▸ **Task details**
Scan the data below. Pull out each line where "number" occurs.

╭─ Raw records

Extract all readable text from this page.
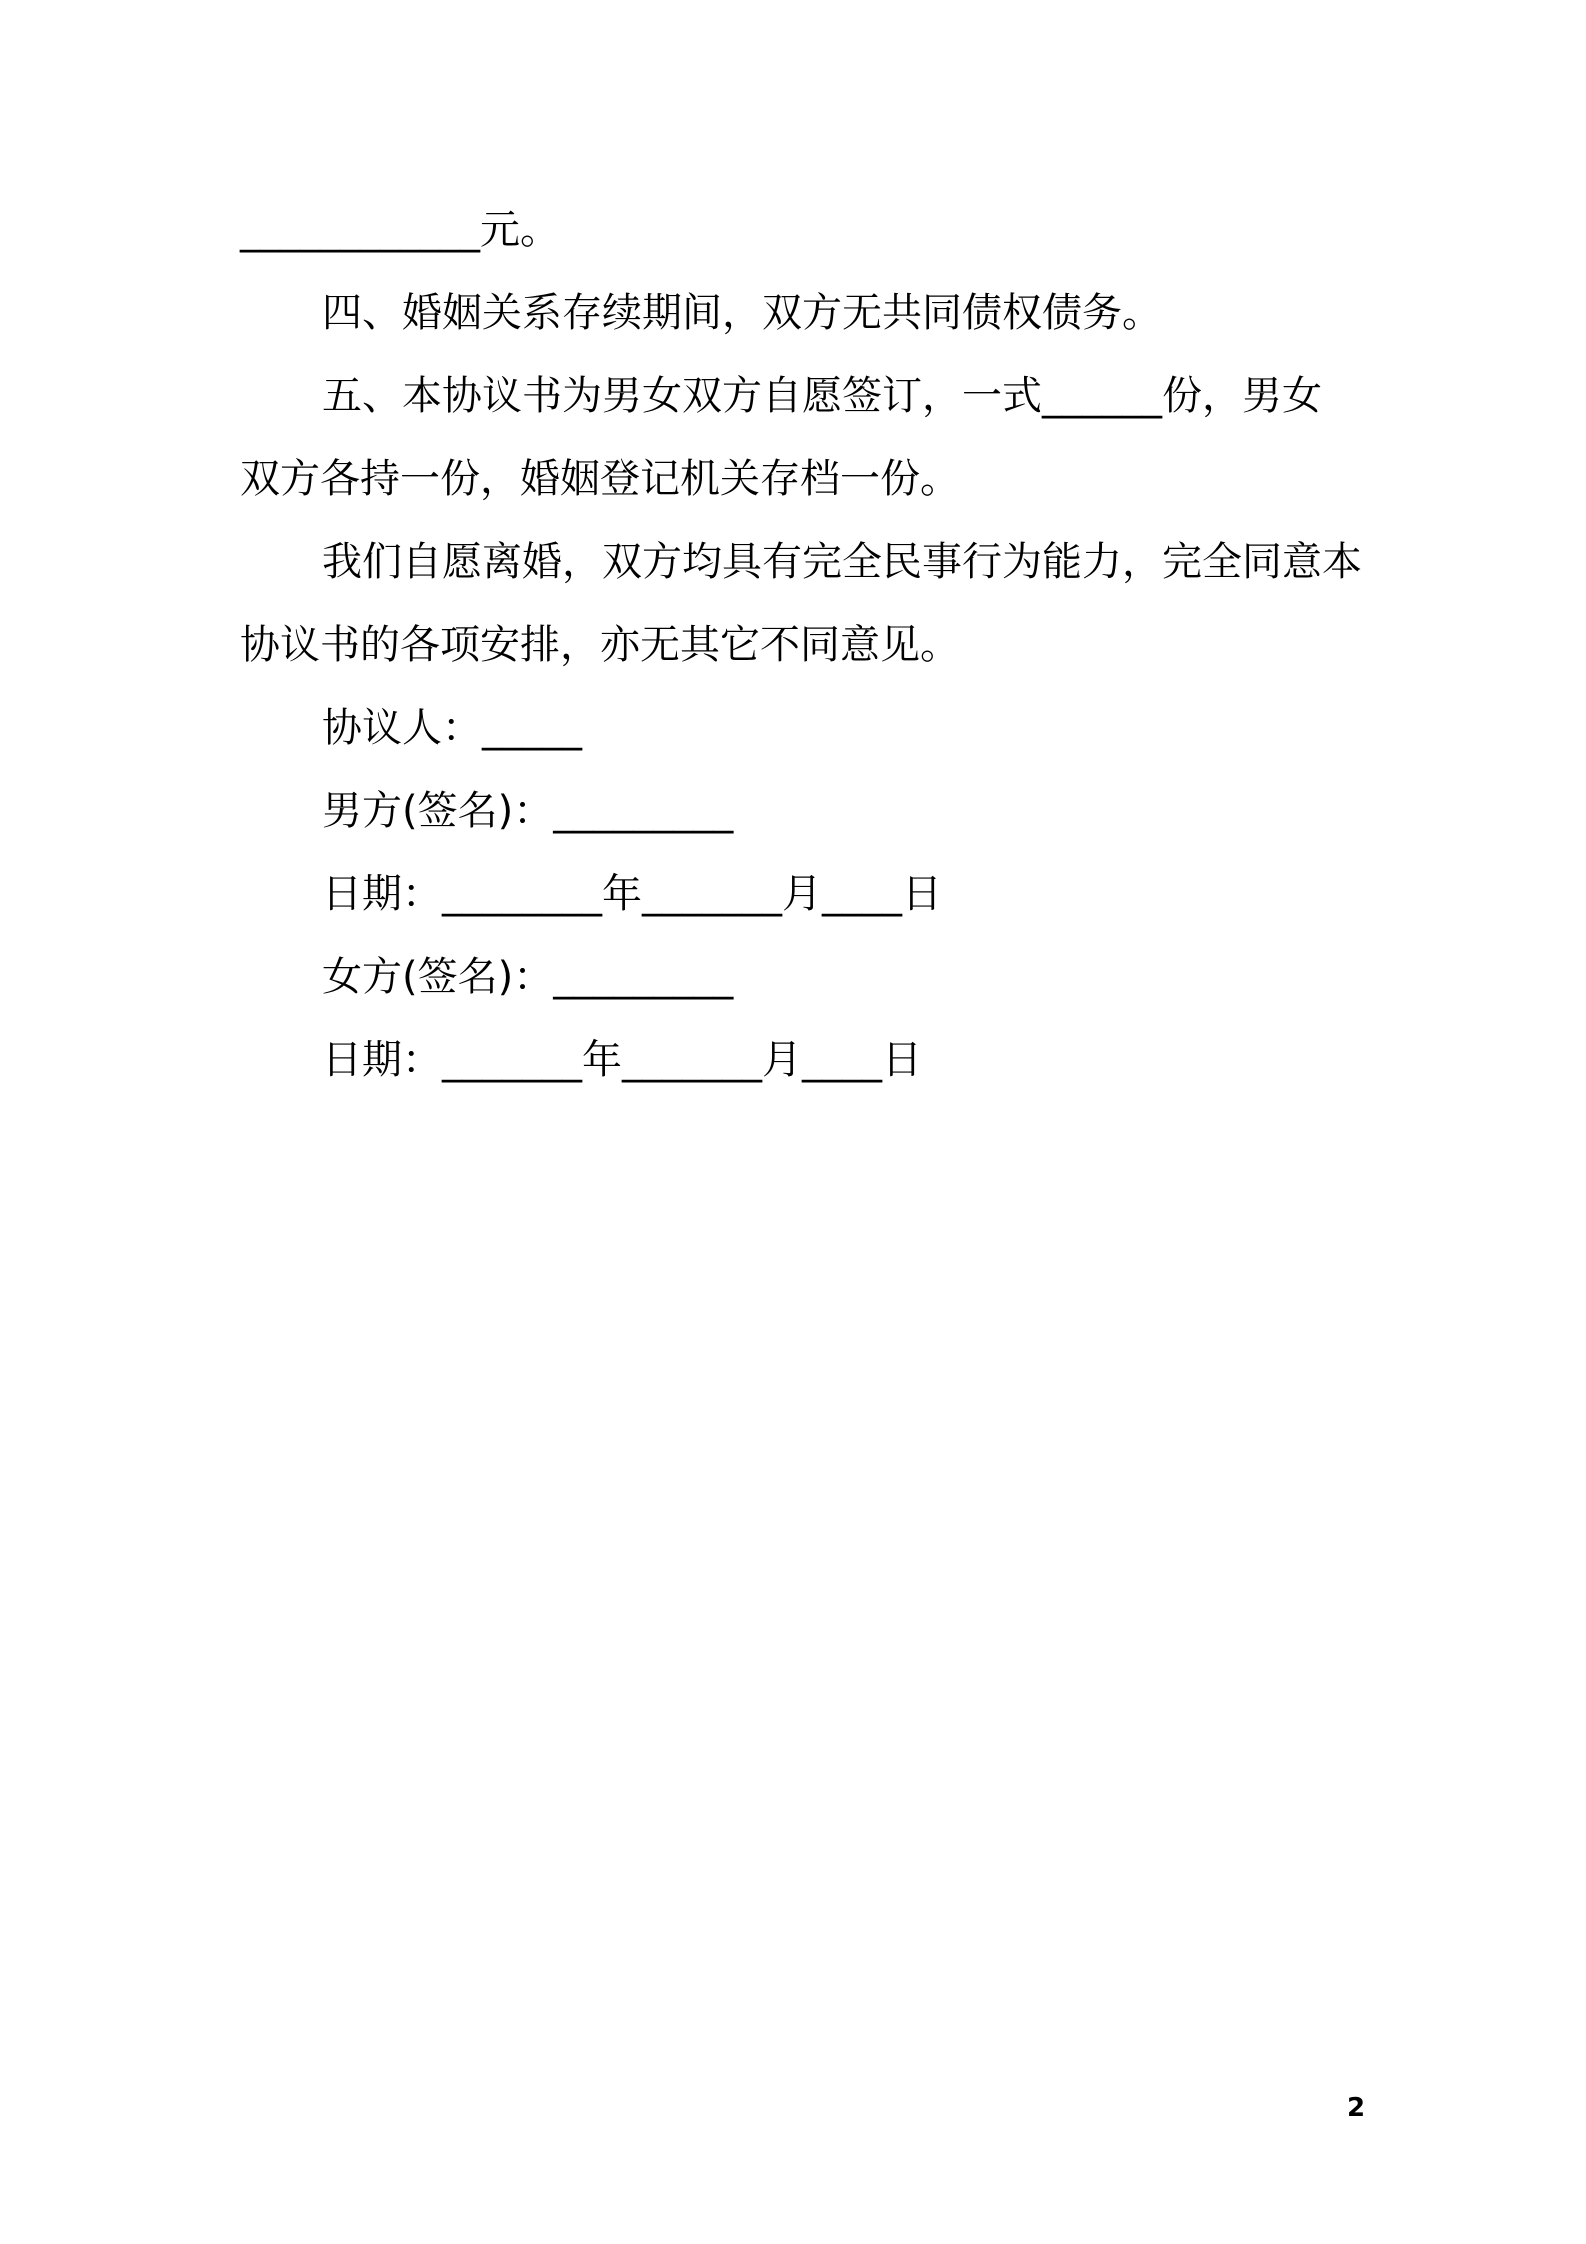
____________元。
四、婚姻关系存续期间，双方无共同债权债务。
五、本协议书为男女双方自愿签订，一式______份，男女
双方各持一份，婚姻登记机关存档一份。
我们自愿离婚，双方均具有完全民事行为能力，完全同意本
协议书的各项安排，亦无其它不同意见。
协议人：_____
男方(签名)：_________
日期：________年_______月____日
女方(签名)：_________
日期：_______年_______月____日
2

╰─
╭─ Raw records

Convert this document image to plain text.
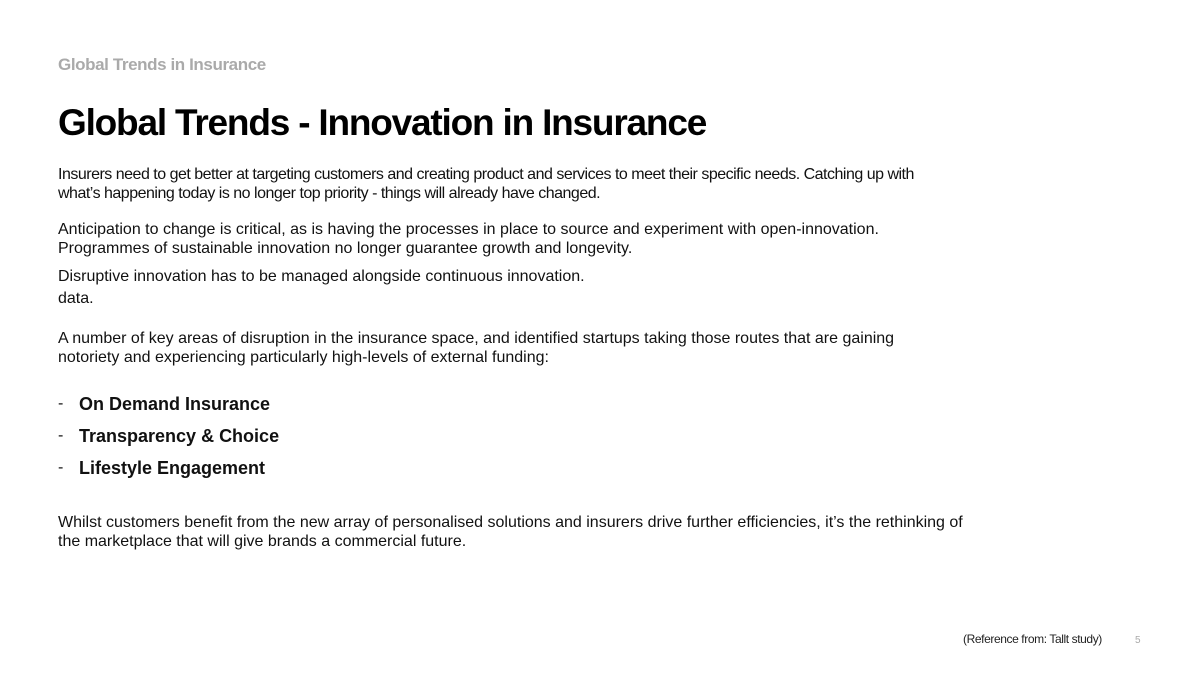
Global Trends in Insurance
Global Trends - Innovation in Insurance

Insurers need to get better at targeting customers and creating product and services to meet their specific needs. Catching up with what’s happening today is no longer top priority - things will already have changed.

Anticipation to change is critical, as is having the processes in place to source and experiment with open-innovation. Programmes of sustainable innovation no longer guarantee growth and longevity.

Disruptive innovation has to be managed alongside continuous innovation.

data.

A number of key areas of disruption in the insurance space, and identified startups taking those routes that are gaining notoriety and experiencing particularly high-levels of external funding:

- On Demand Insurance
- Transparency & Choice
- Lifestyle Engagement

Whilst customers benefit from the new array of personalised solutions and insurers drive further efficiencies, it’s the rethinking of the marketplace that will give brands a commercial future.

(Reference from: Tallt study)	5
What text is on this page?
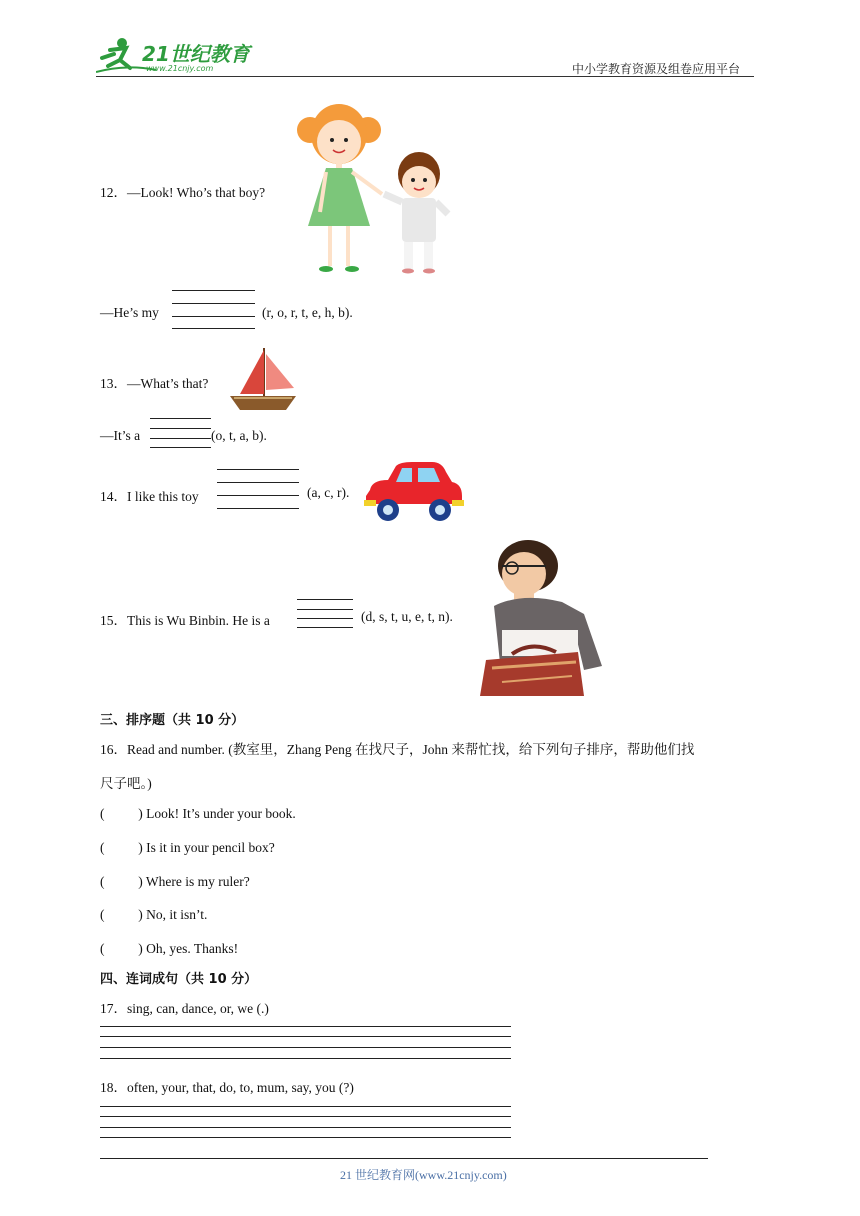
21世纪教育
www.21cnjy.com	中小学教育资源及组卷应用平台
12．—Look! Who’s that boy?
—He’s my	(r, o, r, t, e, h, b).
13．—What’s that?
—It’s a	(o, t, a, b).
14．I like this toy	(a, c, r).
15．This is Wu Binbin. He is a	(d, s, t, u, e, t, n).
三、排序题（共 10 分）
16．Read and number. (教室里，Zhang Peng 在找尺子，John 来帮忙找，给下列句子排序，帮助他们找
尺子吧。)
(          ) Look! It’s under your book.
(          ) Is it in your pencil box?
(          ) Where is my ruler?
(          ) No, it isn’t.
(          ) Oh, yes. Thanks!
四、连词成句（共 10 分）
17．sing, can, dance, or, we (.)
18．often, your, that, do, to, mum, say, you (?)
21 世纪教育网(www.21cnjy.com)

╰─

▸ **Solution**
A number of key areas of disruption in the insurance space, and identified startups taking those routes that are gaining notoriety and experiencing particularly high-levels of external funding:
16．Read and number. (教室里，Zhang Peng 在找尺子，John 来帮忙找，给下列句子排序，帮助他们找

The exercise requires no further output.